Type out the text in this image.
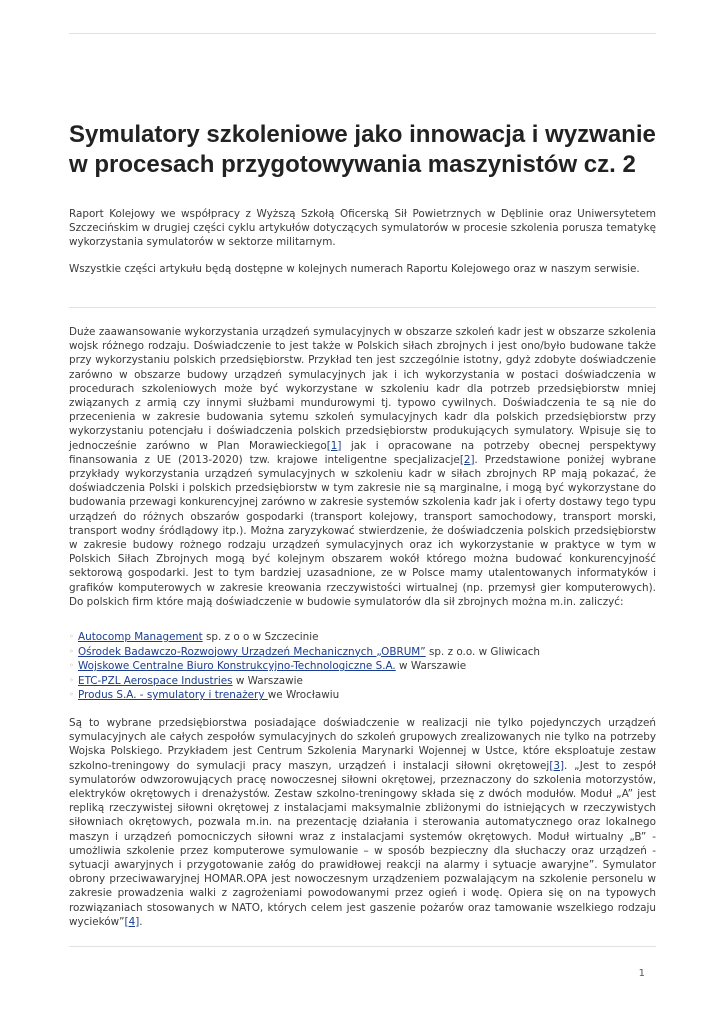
Symulatory szkoleniowe jako innowacja i wyzwanie w procesach przygotowywania maszynistów cz. 2

Raport Kolejowy we współpracy z Wyższą Szkołą Oficerską Sił Powietrznych w Dęblinie oraz Uniwersytetem Szczecińskim w drugiej części cyklu artykułów dotyczących symulatorów w procesie szkolenia porusza tematykę wykorzystania symulatorów w sektorze militarnym.

Wszystkie części artykułu będą dostępne w kolejnych numerach Raportu Kolejowego oraz w naszym serwisie.

Duże zaawansowanie wykorzystania urządzeń symulacyjnych w obszarze szkoleń kadr jest w obszarze szkolenia wojsk różnego rodzaju. Doświadczenie to jest także w Polskich siłach zbrojnych i jest ono/było budowane także przy wykorzystaniu polskich przedsiębiorstw. Przykład ten jest szczególnie istotny, gdyż zdobyte doświadczenie zarówno w obszarze budowy urządzeń symulacyjnych jak i ich wykorzystania w postaci doświadczenia w procedurach szkoleniowych może być wykorzystane w szkoleniu kadr dla potrzeb przedsiębiorstw mniej związanych z armią czy innymi służbami mundurowymi tj. typowo cywilnych. Doświadczenia te są nie do przecenienia w zakresie budowania sytemu szkoleń symulacyjnych kadr dla polskich przedsiębiorstw przy wykorzystaniu potencjału i doświadczenia polskich przedsiębiorstw produkujących symulatory. Wpisuje się to jednocześnie zarówno w Plan Morawieckiego[1] jak i opracowane na potrzeby obecnej perspektywy finansowania z UE (2013-2020) tzw. krajowe inteligentne specjalizacje[2]. Przedstawione poniżej wybrane przykłady wykorzystania urządzeń symulacyjnych w szkoleniu kadr w siłach zbrojnych RP mają pokazać, że doświadczenia Polski i polskich przedsiębiorstw w tym zakresie nie są marginalne, i mogą być wykorzystane do budowania przewagi konkurencyjnej zarówno w zakresie systemów szkolenia kadr jak i oferty dostawy tego typu urządzeń do różnych obszarów gospodarki (transport kolejowy, transport samochodowy, transport morski, transport wodny śródlądowy itp.). Można zaryzykować stwierdzenie, że doświadczenia polskich przedsiębiorstw w zakresie budowy rożnego rodzaju urządzeń symulacyjnych oraz ich wykorzystanie w praktyce w tym w Polskich Siłach Zbrojnych mogą być kolejnym obszarem wokół którego można budować konkurencyjność sektorową gospodarki. Jest to tym bardziej uzasadnione, ze w Polsce mamy utalentowanych informatyków i grafików komputerowych w zakresie kreowania rzeczywistości wirtualnej (np. przemysł gier komputerowych). Do polskich firm które mają doświadczenie w budowie symulatorów dla sił zbrojnych można m.in. zaliczyć:

◦ Autocomp Management sp. z o o w Szczecinie
◦ Ośrodek Badawczo-Rozwojowy Urządzeń Mechanicznych „OBRUM” sp. z o.o. w Gliwicach
◦ Wojskowe Centralne Biuro Konstrukcyjno-Technologiczne S.A. w Warszawie
◦ ETC-PZL Aerospace Industries w Warszawie
◦ Produs S.A. - symulatory i trenażery we Wrocławiu

Są to wybrane przedsiębiorstwa posiadające doświadczenie w realizacji nie tylko pojedynczych urządzeń symulacyjnych ale całych zespołów symulacyjnych do szkoleń grupowych zrealizowanych nie tylko na potrzeby Wojska Polskiego. Przykładem jest Centrum Szkolenia Marynarki Wojennej w Ustce, które eksploatuje zestaw szkolno-treningowy do symulacji pracy maszyn, urządzeń i instalacji siłowni okrętowej[3]. „Jest to zespół symulatorów odwzorowujących pracę nowoczesnej siłowni okrętowej, przeznaczony do szkolenia motorzystów, elektryków okrętowych i drenażystów. Zestaw szkolno-treningowy składa się z dwóch modułów. Moduł „A” jest repliką rzeczywistej siłowni okrętowej z instalacjami maksymalnie zbliżonymi do istniejących w rzeczywistych siłowniach okrętowych, pozwala m.in. na prezentację działania i sterowania automatycznego oraz lokalnego maszyn i urządzeń pomocniczych siłowni wraz z instalacjami systemów okrętowych. Moduł wirtualny „B” - umożliwia szkolenie przez komputerowe symulowanie – w sposób bezpieczny dla słuchaczy oraz urządzeń - sytuacji awaryjnych i przygotowanie załóg do prawidłowej reakcji na alarmy i sytuacje awaryjne”. Symulator obrony przeciwawaryjnej HOMAR.OPA jest nowoczesnym urządzeniem pozwalającym na szkolenie personelu w zakresie prowadzenia walki z zagrożeniami powodowanymi przez ogień i wodę. Opiera się on na typowych rozwiązaniach stosowanych w NATO, których celem jest gaszenie pożarów oraz tamowanie wszelkiego rodzaju wycieków”[4].

1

◆ EXERCISE DIRECTIONS: Find every line that has "części" in it, then return those lines.

◆ SOLUTION FOR THIS EXERCISE:
Raport Kolejowy we współpracy z Wyższą Szkołą Oficerską Sił Powietrznych w Dęblinie oraz Uniwersytetem Szczecińskim w drugiej części cyklu artykułów dotyczących symulatorów w procesie szkolenia porusza tematykę wykorzystania symulatorów w sektorze militarnym.
Wszystkie części artykułu będą dostępne w kolejnych numerach Raportu Kolejowego oraz w naszym serwisie.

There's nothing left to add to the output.